Aim —
Repeat each record exactly. Any picture gets left out.

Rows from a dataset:
_____

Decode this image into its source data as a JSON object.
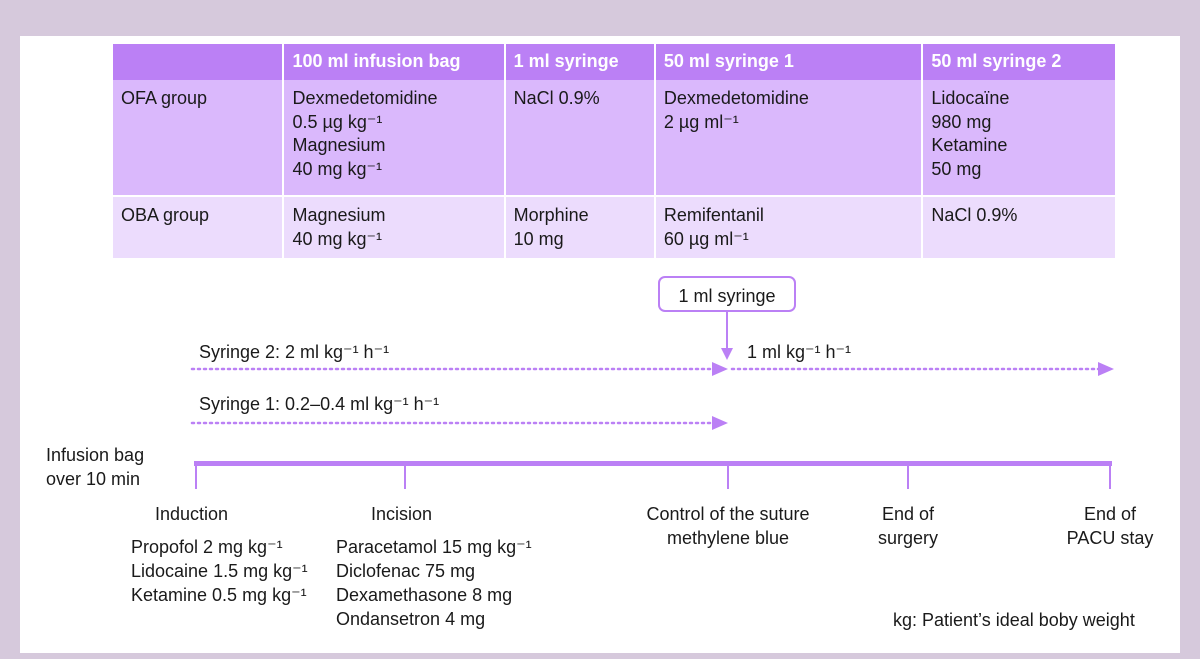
{
  "table": {
    "headers": [
      "",
      "100 ml infusion bag",
      "1 ml syringe",
      "50 ml syringe 1",
      "50 ml syringe 2"
    ],
    "rows": [
      {
        "group": "OFA group",
        "bag": [
          "Dexmedetomidine",
          "0.5 µg kg⁻¹",
          "Magnesium",
          "40 mg kg⁻¹"
        ],
        "syringe1ml": [
          "NaCl 0.9%"
        ],
        "syringe50_1": [
          "Dexmedetomidine",
          "2 µg ml⁻¹"
        ],
        "syringe50_2": [
          "Lidocaïne",
          "980 mg",
          "Ketamine",
          "50 mg"
        ]
      },
      {
        "group": "OBA group",
        "bag": [
          "Magnesium",
          "40 mg kg⁻¹"
        ],
        "syringe1ml": [
          "Morphine",
          "10 mg"
        ],
        "syringe50_1": [
          "Remifentanil",
          "60 µg ml⁻¹"
        ],
        "syringe50_2": [
          "NaCl 0.9%"
        ]
      }
    ]
  },
  "timeline": {
    "syringe_box": "1 ml syringe",
    "syringe2_rate": "Syringe 2: 2 ml kg⁻¹ h⁻¹",
    "syringe2_after": "1 ml kg⁻¹ h⁻¹",
    "syringe1_rate": "Syringe 1: 0.2–0.4 ml kg⁻¹ h⁻¹",
    "infusion_bag": [
      "Infusion bag",
      "over 10 min"
    ],
    "events": {
      "induction": "Induction",
      "incision": "Incision",
      "control": [
        "Control of the suture",
        "methylene blue"
      ],
      "end_surgery": [
        "End of",
        "surgery"
      ],
      "end_pacu": [
        "End of",
        "PACU stay"
      ]
    },
    "induction_drugs": [
      "Propofol 2 mg kg⁻¹",
      "Lidocaine 1.5 mg kg⁻¹",
      "Ketamine 0.5 mg kg⁻¹"
    ],
    "incision_drugs": [
      "Paracetamol 15 mg kg⁻¹",
      "Diclofenac 75 mg",
      "Dexamethasone 8 mg",
      "Ondansetron 4 mg"
    ],
    "footnote": "kg: Patient’s ideal boby weight"
  },
  "colors": {
    "accent": "#bb80f5",
    "row1": "#dab8fc",
    "row2": "#ecdcfd",
    "background": "#d6c9dc"
  }
}
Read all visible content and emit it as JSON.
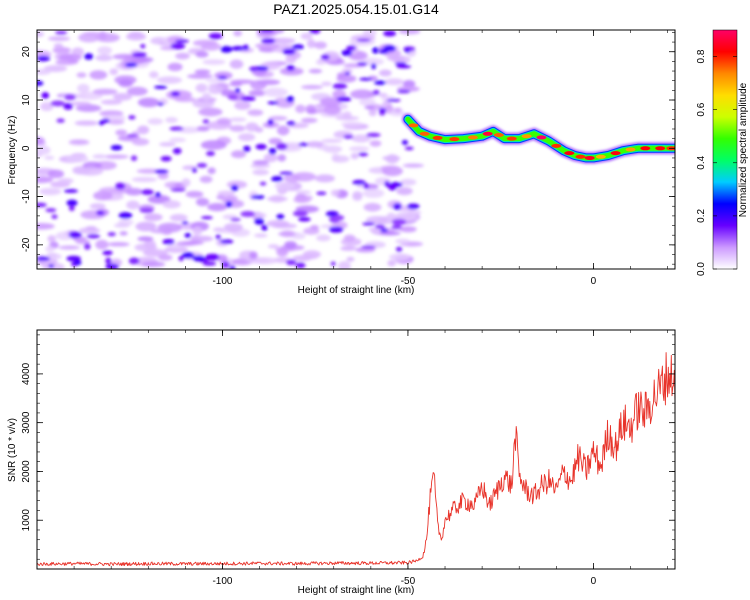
{
  "title": "PAZ1.2025.054.15.01.G14",
  "chart_data": [
    {
      "type": "heatmap",
      "xlabel": "Height of straight line (km)",
      "ylabel": "Frequency (Hz)",
      "xlim": [
        -150,
        22
      ],
      "ylim": [
        -25,
        24.5
      ],
      "x_ticks": [
        -100,
        -50,
        0
      ],
      "x_tick_labels": [
        "-100",
        "-50",
        "0"
      ],
      "y_ticks": [
        -20,
        -10,
        0,
        10,
        20
      ],
      "y_tick_labels": [
        "-20",
        "-10",
        "0",
        "10",
        "20"
      ],
      "colorbar": {
        "label": "Normalized spectral amplitude",
        "range": [
          0.0,
          0.9
        ],
        "ticks": [
          0.0,
          0.2,
          0.4,
          0.6,
          0.8
        ],
        "tick_labels": [
          "0.0",
          "0.2",
          "0.4",
          "0.6",
          "0.8"
        ],
        "colormap": [
          "#ffffff",
          "#cc99ff",
          "#6600ff",
          "#0000ff",
          "#00ccff",
          "#00ff66",
          "#33ff00",
          "#ccff00",
          "#ffdd00",
          "#ff8800",
          "#ff0000",
          "#ff0066"
        ]
      },
      "noise_region": {
        "x_range": [
          -150,
          -48
        ],
        "y_range": [
          -25,
          24.5
        ],
        "peak_amplitude": 0.25
      },
      "signal_ridge": {
        "x": [
          -50,
          -47,
          -44,
          -40,
          -35,
          -30,
          -27,
          -24,
          -20,
          -16,
          -12,
          -8,
          -5,
          -2,
          0,
          4,
          8,
          12,
          16,
          20,
          22
        ],
        "frequency": [
          6,
          3.5,
          2.5,
          1.8,
          2,
          2.5,
          3.5,
          2,
          2,
          3,
          1.5,
          -0.5,
          -1.5,
          -2,
          -2,
          -1.5,
          -0.5,
          0,
          0,
          0,
          0
        ],
        "peak_amplitude": 0.9
      },
      "grid": false
    },
    {
      "type": "line",
      "xlabel": "Height of straight line (km)",
      "ylabel": "SNR (10 * v/v)",
      "xlim": [
        -150,
        22
      ],
      "ylim": [
        0,
        4900
      ],
      "x_ticks": [
        -100,
        -50,
        0
      ],
      "x_tick_labels": [
        "-100",
        "-50",
        "0"
      ],
      "y_ticks": [
        1000,
        2000,
        3000,
        4000
      ],
      "y_tick_labels": [
        "1000",
        "2000",
        "3000",
        "4000"
      ],
      "line_color": "#e8332a",
      "series": [
        {
          "x": [
            -150,
            -140,
            -130,
            -120,
            -110,
            -100,
            -90,
            -80,
            -70,
            -60,
            -50,
            -48,
            -46,
            -45,
            -44,
            -43,
            -42,
            -41,
            -40,
            -38,
            -35,
            -32,
            -30,
            -28,
            -26,
            -24,
            -22,
            -21,
            -20,
            -18,
            -16,
            -14,
            -12,
            -10,
            -8,
            -6,
            -4,
            -2,
            0,
            2,
            4,
            6,
            8,
            10,
            12,
            14,
            16,
            18,
            20,
            22
          ],
          "y": [
            100,
            110,
            100,
            110,
            105,
            110,
            115,
            110,
            120,
            120,
            130,
            160,
            250,
            600,
            1450,
            1900,
            900,
            600,
            1000,
            1200,
            1400,
            1300,
            1700,
            1300,
            1600,
            1900,
            1700,
            2800,
            1900,
            1600,
            1500,
            1700,
            1800,
            1600,
            2000,
            1800,
            2300,
            2000,
            2400,
            2100,
            2800,
            2500,
            3000,
            2900,
            3300,
            3200,
            3500,
            3700,
            4000,
            3900
          ]
        }
      ],
      "grid": false
    }
  ]
}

_____

In response —
Decode this image into its source data as a JSON object.
{
  "table": {
    "headers": [
      "",
      "100 ml infusion bag",
      "1 ml syringe",
      "50 ml syringe 1",
      "50 ml syringe 2"
    ],
    "rows": [
      {
        "group": "OFA group",
        "bag": [
          "Dexmedetomidine",
          "0.5 µg kg⁻¹",
          "Magnesium",
          "40 mg kg⁻¹"
        ],
        "syringe1ml": [
          "NaCl 0.9%"
        ],
        "syringe50_1": [
          "Dexmedetomidine",
          "2 µg ml⁻¹"
        ],
        "syringe50_2": [
          "Lidocaïne",
          "980 mg",
          "Ketamine",
          "50 mg"
        ]
      },
      {
        "group": "OBA group",
        "bag": [
          "Magnesium",
          "40 mg kg⁻¹"
        ],
        "syringe1ml": [
          "Morphine",
          "10 mg"
        ],
        "syringe50_1": [
          "Remifentanil",
          "60 µg ml⁻¹"
        ],
        "syringe50_2": [
          "NaCl 0.9%"
        ]
      }
    ]
  },
  "timeline": {
    "syringe_box": "1 ml syringe",
    "syringe2_rate": "Syringe 2: 2 ml kg⁻¹ h⁻¹",
    "syringe2_after": "1 ml kg⁻¹ h⁻¹",
    "syringe1_rate": "Syringe 1: 0.2–0.4 ml kg⁻¹ h⁻¹",
    "infusion_bag": [
      "Infusion bag",
      "over 10 min"
    ],
    "events": {
      "induction": "Induction",
      "incision": "Incision",
      "control": [
        "Control of the suture",
        "methylene blue"
      ],
      "end_surgery": [
        "End of",
        "surgery"
      ],
      "end_pacu": [
        "End of",
        "PACU stay"
      ]
    },
    "induction_drugs": [
      "Propofol 2 mg kg⁻¹",
      "Lidocaine 1.5 mg kg⁻¹",
      "Ketamine 0.5 mg kg⁻¹"
    ],
    "incision_drugs": [
      "Paracetamol 15 mg kg⁻¹",
      "Diclofenac 75 mg",
      "Dexamethasone 8 mg",
      "Ondansetron 4 mg"
    ],
    "footnote": "kg: Patient’s ideal boby weight"
  },
  "colors": {
    "accent": "#bb80f5",
    "row1": "#dab8fc",
    "row2": "#ecdcfd",
    "background": "#d6c9dc"
  }
}
Read all visible content and emit it as JSON.
{
  "title": "PAZ1.2025.054.15.01.G14",
  "chart_data": [
    {
      "type": "heatmap",
      "xlabel": "Height of straight line (km)",
      "ylabel": "Frequency (Hz)",
      "xlim": [
        -150,
        22
      ],
      "ylim": [
        -25,
        24.5
      ],
      "x_ticks": [
        -100,
        -50,
        0
      ],
      "x_tick_labels": [
        "-100",
        "-50",
        "0"
      ],
      "y_ticks": [
        -20,
        -10,
        0,
        10,
        20
      ],
      "y_tick_labels": [
        "-20",
        "-10",
        "0",
        "10",
        "20"
      ],
      "colorbar": {
        "label": "Normalized spectral amplitude",
        "range": [
          0.0,
          0.9
        ],
        "ticks": [
          0.0,
          0.2,
          0.4,
          0.6,
          0.8
        ],
        "tick_labels": [
          "0.0",
          "0.2",
          "0.4",
          "0.6",
          "0.8"
        ],
        "colormap": [
          "#ffffff",
          "#cc99ff",
          "#6600ff",
          "#0000ff",
          "#00ccff",
          "#00ff66",
          "#33ff00",
          "#ccff00",
          "#ffdd00",
          "#ff8800",
          "#ff0000",
          "#ff0066"
        ]
      },
      "noise_region": {
        "x_range": [
          -150,
          -48
        ],
        "y_range": [
          -25,
          24.5
        ],
        "peak_amplitude": 0.25
      },
      "signal_ridge": {
        "x": [
          -50,
          -47,
          -44,
          -40,
          -35,
          -30,
          -27,
          -24,
          -20,
          -16,
          -12,
          -8,
          -5,
          -2,
          0,
          4,
          8,
          12,
          16,
          20,
          22
        ],
        "frequency": [
          6,
          3.5,
          2.5,
          1.8,
          2,
          2.5,
          3.5,
          2,
          2,
          3,
          1.5,
          -0.5,
          -1.5,
          -2,
          -2,
          -1.5,
          -0.5,
          0,
          0,
          0,
          0
        ],
        "peak_amplitude": 0.9
      },
      "grid": false
    },
    {
      "type": "line",
      "xlabel": "Height of straight line (km)",
      "ylabel": "SNR (10 * v/v)",
      "xlim": [
        -150,
        22
      ],
      "ylim": [
        0,
        4900
      ],
      "x_ticks": [
        -100,
        -50,
        0
      ],
      "x_tick_labels": [
        "-100",
        "-50",
        "0"
      ],
      "y_ticks": [
        1000,
        2000,
        3000,
        4000
      ],
      "y_tick_labels": [
        "1000",
        "2000",
        "3000",
        "4000"
      ],
      "line_color": "#e8332a",
      "series": [
        {
          "x": [
            -150,
            -140,
            -130,
            -120,
            -110,
            -100,
            -90,
            -80,
            -70,
            -60,
            -50,
            -48,
            -46,
            -45,
            -44,
            -43,
            -42,
            -41,
            -40,
            -38,
            -35,
            -32,
            -30,
            -28,
            -26,
            -24,
            -22,
            -21,
            -20,
            -18,
            -16,
            -14,
            -12,
            -10,
            -8,
            -6,
            -4,
            -2,
            0,
            2,
            4,
            6,
            8,
            10,
            12,
            14,
            16,
            18,
            20,
            22
          ],
          "y": [
            100,
            110,
            100,
            110,
            105,
            110,
            115,
            110,
            120,
            120,
            130,
            160,
            250,
            600,
            1450,
            1900,
            900,
            600,
            1000,
            1200,
            1400,
            1300,
            1700,
            1300,
            1600,
            1900,
            1700,
            2800,
            1900,
            1600,
            1500,
            1700,
            1800,
            1600,
            2000,
            1800,
            2300,
            2000,
            2400,
            2100,
            2800,
            2500,
            3000,
            2900,
            3300,
            3200,
            3500,
            3700,
            4000,
            3900
          ]
        }
      ],
      "grid": false
    }
  ]
}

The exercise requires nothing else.